━━ Source passage ━━

For a first build, someone else's developed design is a better idea to ensure success. Don't base a project around a 'special' you got if it's not going to get decent results for the work input.


----------



## buddy17 (Sep 7, 2010)

A9X said:


> I understand the desire to DIY, but it seems from the way I'm reading your posts that you might be under the impression that a generic off the shelf xover will work with the random drivers you select: it won't. You will need to design one specifically for the drivers and this will require a fair bit of understanding and measurement of the actual drivers and calculating the xover from there. It is nowhere near as simple as plugging in some values to the online calculators available.
> 
> That's why I suggested getting OEM spares.
> 
> For a first build, someone else's developed design is a better idea to ensure success. Don't base a project around a 'special' you got if it's not going to get decent results for the work input.


while i hate to admit it, you are correct. I have built a few boxes so i understand the importance of matching a driver to the cabinet, but i do not know much towards the xover side of things. That doesn't mean i still can't attempt though. Maybe adapt someone else plans to my cabinets and such. It doesn't have to be perfect!! I'm no audiophile, but i can barely use them now because the one rattles so bad...anything better than what i have now i will be happy with. 

I still don't know if all this is enough to sway me to spend that kind of money on oem.......i guess i will check around for awhile and try and find some cheaper used ones. But it seems like this vintage stuff brings some big $$ when it does pop up. Who knows. I just appreciate the responses i have got! thanks all!


----------



## Mike P. (Apr 6, 2007)

What's the internal volume and port diameter and length? It shouldn't be to hard to find a replacement sub that will work with the cabinet. The bigger question is how much do you want to spend.


----------



## buddy17 (Sep 7, 2010)

i'm not by them as of now, but these are the dimensions on the klipsch site:

DIMENSIONS 33.5" (85.1cm) x 10.5" (26.7cm) x 11.5" (29.2cm)

I would say 1/2" - 3/4" mdf construction.....

━━━

== Problems and tasks ==
1) According to the speaker-building thread, what three things does Mike P. ask about the cabinet?
2) Pick up the speaker-building thread after its final line and continue it.

━━ Dataset ━━

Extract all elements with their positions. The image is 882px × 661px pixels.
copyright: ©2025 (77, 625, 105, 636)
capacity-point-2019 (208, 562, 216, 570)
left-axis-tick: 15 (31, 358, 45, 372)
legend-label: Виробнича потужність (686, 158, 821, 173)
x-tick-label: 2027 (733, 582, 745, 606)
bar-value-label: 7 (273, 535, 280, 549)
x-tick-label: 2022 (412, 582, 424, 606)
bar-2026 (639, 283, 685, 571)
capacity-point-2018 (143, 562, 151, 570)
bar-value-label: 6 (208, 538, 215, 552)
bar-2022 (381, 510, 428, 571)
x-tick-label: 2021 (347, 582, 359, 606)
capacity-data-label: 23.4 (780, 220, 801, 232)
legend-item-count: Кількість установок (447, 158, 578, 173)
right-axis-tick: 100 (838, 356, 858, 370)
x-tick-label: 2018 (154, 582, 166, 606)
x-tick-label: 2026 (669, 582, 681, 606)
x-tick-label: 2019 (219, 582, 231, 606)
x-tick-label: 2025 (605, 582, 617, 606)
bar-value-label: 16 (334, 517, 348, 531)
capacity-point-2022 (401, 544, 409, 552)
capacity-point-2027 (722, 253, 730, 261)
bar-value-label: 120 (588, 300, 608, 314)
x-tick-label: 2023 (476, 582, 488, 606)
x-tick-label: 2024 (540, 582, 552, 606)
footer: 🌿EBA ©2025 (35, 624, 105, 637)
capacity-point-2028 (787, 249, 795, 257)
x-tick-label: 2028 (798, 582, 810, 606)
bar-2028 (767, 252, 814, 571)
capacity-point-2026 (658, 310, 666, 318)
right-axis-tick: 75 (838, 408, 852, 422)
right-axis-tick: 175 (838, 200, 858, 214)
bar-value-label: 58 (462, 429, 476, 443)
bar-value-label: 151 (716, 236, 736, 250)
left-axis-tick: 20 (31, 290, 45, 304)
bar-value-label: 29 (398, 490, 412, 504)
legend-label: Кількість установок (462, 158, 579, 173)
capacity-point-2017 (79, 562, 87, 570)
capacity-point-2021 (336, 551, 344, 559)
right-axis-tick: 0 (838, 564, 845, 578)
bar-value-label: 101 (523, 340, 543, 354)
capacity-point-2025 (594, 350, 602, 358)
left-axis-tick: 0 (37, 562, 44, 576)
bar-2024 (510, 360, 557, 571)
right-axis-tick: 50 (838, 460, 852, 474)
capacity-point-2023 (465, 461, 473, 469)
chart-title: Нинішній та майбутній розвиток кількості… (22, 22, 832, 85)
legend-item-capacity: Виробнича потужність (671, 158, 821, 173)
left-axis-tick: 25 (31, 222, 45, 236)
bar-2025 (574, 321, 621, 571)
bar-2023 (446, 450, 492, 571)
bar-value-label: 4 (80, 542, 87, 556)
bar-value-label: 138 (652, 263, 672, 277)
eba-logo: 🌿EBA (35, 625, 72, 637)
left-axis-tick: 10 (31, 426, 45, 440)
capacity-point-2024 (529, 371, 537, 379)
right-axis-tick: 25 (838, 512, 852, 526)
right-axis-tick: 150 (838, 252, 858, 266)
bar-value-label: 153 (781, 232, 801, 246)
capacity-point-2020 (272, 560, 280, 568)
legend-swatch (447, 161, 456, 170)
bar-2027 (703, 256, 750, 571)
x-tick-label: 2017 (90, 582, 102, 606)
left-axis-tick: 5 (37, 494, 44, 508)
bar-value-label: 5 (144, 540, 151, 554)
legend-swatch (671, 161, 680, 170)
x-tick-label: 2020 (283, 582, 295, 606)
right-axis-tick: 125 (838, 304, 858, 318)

━━━

== Solved tasks ==
1) Its internal volume, port diameter, and port length.

2)
i will measure everything later on tonight when i get near them. But, just to check, you know these are not a sub, per say, correct? I guess more of a midrange woofer. Money is another issue....if i was going to spend 150 bucks on a super nice, proven set up, i would go for it. But i question the fact of spending 150 bucks on oem drivers.


----------



## Mike P. (Apr 6, 2007)

Yes, I meant woofer.


----------



## 1Michael (Nov 2, 2006)

buddy17;290326but i do not know much towards the xover side of things. That doesn't mean i still can't attempt though. Maybe adapt someone else plans to my cabinets and such. It doesn't have to be perfect!![/QUOTE said:


> It sure will not be perfect. Not only will it probably not sound good but you will be throwing good money after bad.
> 1. find the oem drivers
> 2. build something that has already been designed.
> 3. buy something already made.


----------



## Lucky7! (Jan 7, 2008)

buggers said:


> It sure will not be perfect. Not only will it probably not sound good but you will be throwing good money after bad.
> 1. find the oem drivers
> 2. build something that has already been designed.
> 3. buy something already made.


Ditto. Re sell what you have and put the $ towards something that's going to give a good result. You can still learn a lot from building a kit at the novice level, especially if you ask some questions as to why design choices were made, and what the effects of them are.


----------



## buddy17 (Sep 7, 2010)

Mike P. said:


> What's the internal volume and port diameter and length? It shouldn't be to hard to find a replacement sub that will work with the cabinet. The bigger question is how much do you want to spend.




i will see what you come up with before i go to any other option. Here are my exact measurements....

inside measurements: 9.25" x 9.75" x 32.75"

port is 5" long and 2 7/8" wide (not 3" haha)


If you can find something cheap from parts express or something that you think would fit well in the cabinet, i will probably try it. Let me know if you come up with anything!


----------



## Mike P. (Apr 6, 2007)

Whatever amount you're willing to spend I suggest you place a bid on the ones on ebay, if you win you have it made.


----------



## buddy17 (Sep 7, 2010)

THERE! These things better sound good! I got those 8's for 20 bucks+shipping....I wouldn't have been able to get anything aftermarket that cheap, so hopefully they aren't blown or anything. 

I never would have minded going with OEM stuff, i just wasn't about to spend 150 bucks to have oem speakers. Not worth it to me. But, for what i paid, these should be closer than just about anything else to working with what i have. Sorry you all had to put up with my stubborn attitude haha!


----------



## Mike P. (Apr 6, 2007)

With his 100% feeback of of 2947 transactions I don't think you need to worry about blown drivers. Yes, you got them for a song, and they are very close to the K-1002-K. Let us know how it turns out.


----------



## BrianAbington (Mar 19, 2008)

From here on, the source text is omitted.